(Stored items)
......

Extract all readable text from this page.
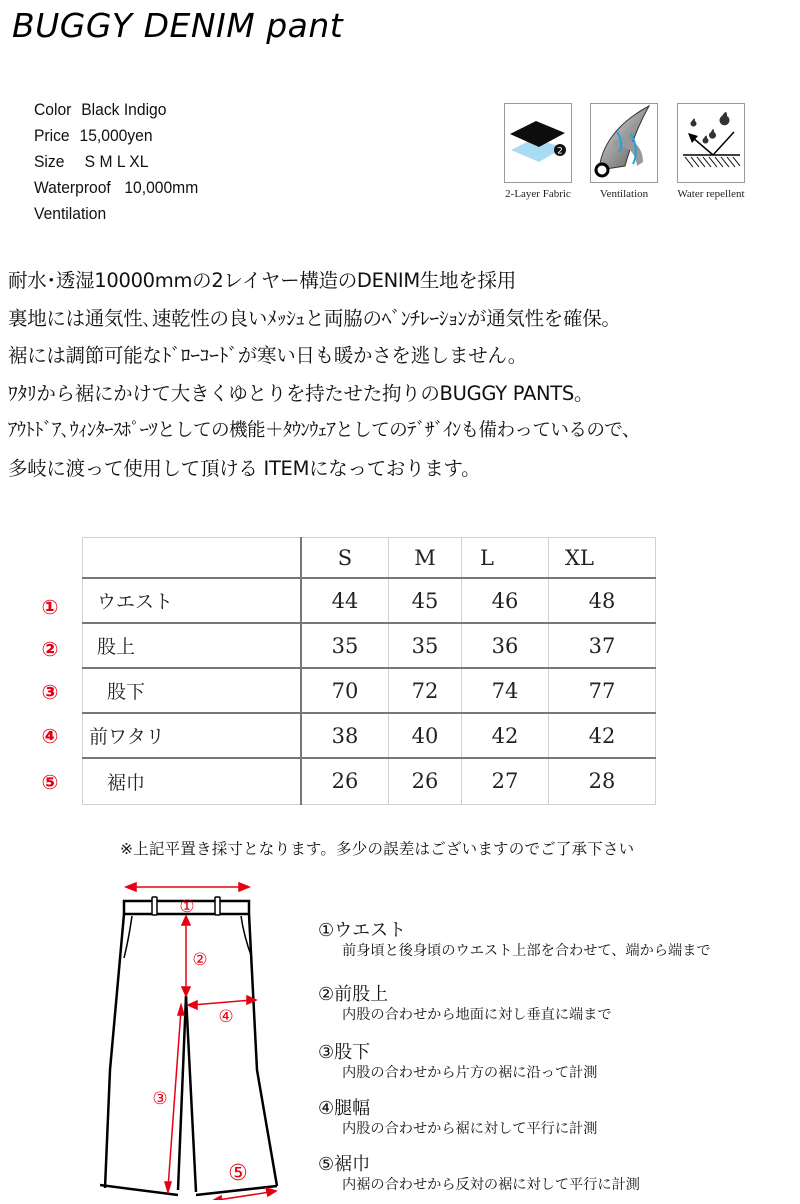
BUGGY DENIM pant
Color Black Indigo
Price 15,000yen
Size S M L XL
Waterproof 10,000mm
Ventilation
2
2-Layer Fabric	Ventilation	Water repellent
耐水･透湿10000mmの2レイヤー構造のDENIM生地を採用
裏地には通気性､速乾性の良いﾒｯｼｭと両脇のﾍﾞﾝﾁﾚｰｼｮﾝが通気性を確保。
裾には調節可能なﾄﾞﾛｰｺｰﾄﾞが寒い日も暖かさを逃しません。
ﾜﾀﾘから裾にかけて大きくゆとりを持たせた拘りのBUGGY PANTS。
ｱｳﾄﾄﾞｱ､ｳｨﾝﾀｰｽﾎﾟｰﾂとしての機能＋ﾀｳﾝｳｪｱとしてのﾃﾞｻﾞｲﾝも備わっているので、
多岐に渡って使用して頂ける ITEMになっております。
①
②
③
④
⑤
	S	M	L	XL
ウエスト	44	45	46	48
股上	35	35	36	37
股下	70	72	74	77
前ワタリ	38	40	42	42
裾巾	26	26	27	28
※上記平置き採寸となります。多少の誤差はございますのでご了承下さい
①
②
④
③
⑤
①ウエスト
前身頃と後身頃のウエスト上部を合わせて、端から端まで
②前股上
内股の合わせから地面に対し垂直に端まで
③股下
内股の合わせから片方の裾に沿って計測
④腿幅
内股の合わせから裾に対して平行に計測
⑤裾巾
内裾の合わせから反対の裾に対して平行に計測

......

→ **The exercise**
Report each line of the material above where the word "Ventilation" appears.

→ **Solution to this exercise**
Ventilation
2-Layer Fabric	Ventilation	Water repellent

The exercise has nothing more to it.